Given instruction ::
Quote every line below exactly as it reads.

Task input ::
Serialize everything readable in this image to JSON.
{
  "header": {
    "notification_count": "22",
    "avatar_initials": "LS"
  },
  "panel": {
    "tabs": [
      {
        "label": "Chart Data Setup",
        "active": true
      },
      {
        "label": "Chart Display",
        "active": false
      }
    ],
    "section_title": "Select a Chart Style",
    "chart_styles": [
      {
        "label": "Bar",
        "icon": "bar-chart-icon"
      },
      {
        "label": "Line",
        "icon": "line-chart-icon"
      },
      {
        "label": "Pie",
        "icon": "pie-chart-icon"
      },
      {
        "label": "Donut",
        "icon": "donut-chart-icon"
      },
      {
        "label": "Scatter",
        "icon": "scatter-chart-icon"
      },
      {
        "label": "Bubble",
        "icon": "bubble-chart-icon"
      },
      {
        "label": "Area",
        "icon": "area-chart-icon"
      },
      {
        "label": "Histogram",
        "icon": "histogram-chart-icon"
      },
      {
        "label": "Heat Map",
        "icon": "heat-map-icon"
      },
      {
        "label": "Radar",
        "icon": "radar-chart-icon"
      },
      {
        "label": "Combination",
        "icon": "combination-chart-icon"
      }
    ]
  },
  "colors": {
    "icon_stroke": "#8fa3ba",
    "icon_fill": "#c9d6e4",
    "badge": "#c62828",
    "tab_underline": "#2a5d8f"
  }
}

Solved exercise ::
Serialize everything readable in this image to JSON.
{
  "header": {
    "notification_count": "22",
    "avatar_initials": "LS"
  },
  "panel": {
    "tabs": [
      {
        "label": "Chart Data Setup",
        "active": true
      },
      {
        "label": "Chart Display",
        "active": false
      }
    ],
    "section_title": "Select a Chart Style",
    "chart_styles": [
      {
        "label": "Bar",
        "icon": "bar-chart-icon"
      },
      {
        "label": "Line",
        "icon": "line-chart-icon"
      },
      {
        "label": "Pie",
        "icon": "pie-chart-icon"
      },
      {
        "label": "Donut",
        "icon": "donut-chart-icon"
      },
      {
        "label": "Scatter",
        "icon": "scatter-chart-icon"
      },
      {
        "label": "Bubble",
        "icon": "bubble-chart-icon"
      },
      {
        "label": "Area",
        "icon": "area-chart-icon"
      },
      {
        "label": "Histogram",
        "icon": "histogram-chart-icon"
      },
      {
        "label": "Heat Map",
        "icon": "heat-map-icon"
      },
      {
        "label": "Radar",
        "icon": "radar-chart-icon"
      },
      {
        "label": "Combination",
        "icon": "combination-chart-icon"
      }
    ]
  },
  "colors": {
    "icon_stroke": "#8fa3ba",
    "icon_fill": "#c9d6e4",
    "badge": "#c62828",
    "tab_underline": "#2a5d8f"
  }
}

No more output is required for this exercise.